◆ Task directions: Reproduce this listing in full.

[Dataset excerpt]
=======

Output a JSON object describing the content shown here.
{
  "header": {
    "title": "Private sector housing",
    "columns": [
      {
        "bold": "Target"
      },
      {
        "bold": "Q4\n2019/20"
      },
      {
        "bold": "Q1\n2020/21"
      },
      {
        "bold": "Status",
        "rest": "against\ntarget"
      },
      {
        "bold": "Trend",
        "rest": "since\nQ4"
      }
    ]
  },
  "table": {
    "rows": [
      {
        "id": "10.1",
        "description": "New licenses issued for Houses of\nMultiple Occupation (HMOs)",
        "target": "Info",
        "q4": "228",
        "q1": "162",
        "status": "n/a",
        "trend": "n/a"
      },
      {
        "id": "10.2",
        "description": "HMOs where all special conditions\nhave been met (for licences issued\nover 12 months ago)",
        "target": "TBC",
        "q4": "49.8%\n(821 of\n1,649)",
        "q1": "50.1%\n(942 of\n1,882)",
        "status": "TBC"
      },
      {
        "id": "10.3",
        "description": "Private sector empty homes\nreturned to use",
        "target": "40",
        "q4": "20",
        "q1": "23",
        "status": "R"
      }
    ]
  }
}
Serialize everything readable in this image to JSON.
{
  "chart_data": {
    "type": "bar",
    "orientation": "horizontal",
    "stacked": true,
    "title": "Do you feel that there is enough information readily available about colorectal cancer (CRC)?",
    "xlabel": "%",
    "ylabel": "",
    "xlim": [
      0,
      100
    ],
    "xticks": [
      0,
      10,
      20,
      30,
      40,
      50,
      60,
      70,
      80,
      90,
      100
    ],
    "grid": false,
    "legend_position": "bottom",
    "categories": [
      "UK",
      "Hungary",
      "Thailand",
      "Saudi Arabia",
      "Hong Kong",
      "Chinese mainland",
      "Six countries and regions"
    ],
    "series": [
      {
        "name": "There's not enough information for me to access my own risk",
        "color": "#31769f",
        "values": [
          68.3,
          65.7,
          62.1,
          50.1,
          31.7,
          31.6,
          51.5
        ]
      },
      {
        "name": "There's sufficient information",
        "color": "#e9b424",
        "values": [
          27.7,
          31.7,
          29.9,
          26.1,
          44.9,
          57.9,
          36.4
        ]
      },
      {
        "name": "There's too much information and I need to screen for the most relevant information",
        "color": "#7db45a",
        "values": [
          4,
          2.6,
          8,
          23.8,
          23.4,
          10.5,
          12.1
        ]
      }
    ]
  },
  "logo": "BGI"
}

=======

◆ Solved exercise:
Output a JSON object describing the content shown here.
{
  "header": {
    "title": "Private sector housing",
    "columns": [
      {
        "bold": "Target"
      },
      {
        "bold": "Q4\n2019/20"
      },
      {
        "bold": "Q1\n2020/21"
      },
      {
        "bold": "Status",
        "rest": "against\ntarget"
      },
      {
        "bold": "Trend",
        "rest": "since\nQ4"
      }
    ]
  },
  "table": {
    "rows": [
      {
        "id": "10.1",
        "description": "New licenses issued for Houses of\nMultiple Occupation (HMOs)",
        "target": "Info",
        "q4": "228",
        "q1": "162",
        "status": "n/a",
        "trend": "n/a"
      },
      {
        "id": "10.2",
        "description": "HMOs where all special conditions\nhave been met (for licences issued\nover 12 months ago)",
        "target": "TBC",
        "q4": "49.8%\n(821 of\n1,649)",
        "q1": "50.1%\n(942 of\n1,882)",
        "status": "TBC"
      },
      {
        "id": "10.3",
        "description": "Private sector empty homes\nreturned to use",
        "target": "40",
        "q4": "20",
        "q1": "23",
        "status": "R"
      }
    ]
  }
}
Serialize everything readable in this image to JSON.
{
  "chart_data": {
    "type": "bar",
    "orientation": "horizontal",
    "stacked": true,
    "title": "Do you feel that there is enough information readily available about colorectal cancer (CRC)?",
    "xlabel": "%",
    "ylabel": "",
    "xlim": [
      0,
      100
    ],
    "xticks": [
      0,
      10,
      20,
      30,
      40,
      50,
      60,
      70,
      80,
      90,
      100
    ],
    "grid": false,
    "legend_position": "bottom",
    "categories": [
      "UK",
      "Hungary",
      "Thailand",
      "Saudi Arabia",
      "Hong Kong",
      "Chinese mainland",
      "Six countries and regions"
    ],
    "series": [
      {
        "name": "There's not enough information for me to access my own risk",
        "color": "#31769f",
        "values": [
          68.3,
          65.7,
          62.1,
          50.1,
          31.7,
          31.6,
          51.5
        ]
      },
      {
        "name": "There's sufficient information",
        "color": "#e9b424",
        "values": [
          27.7,
          31.7,
          29.9,
          26.1,
          44.9,
          57.9,
          36.4
        ]
      },
      {
        "name": "There's too much information and I need to screen for the most relevant information",
        "color": "#7db45a",
        "values": [
          4,
          2.6,
          8,
          23.8,
          23.4,
          10.5,
          12.1
        ]
      }
    ]
  },
  "logo": "BGI"
}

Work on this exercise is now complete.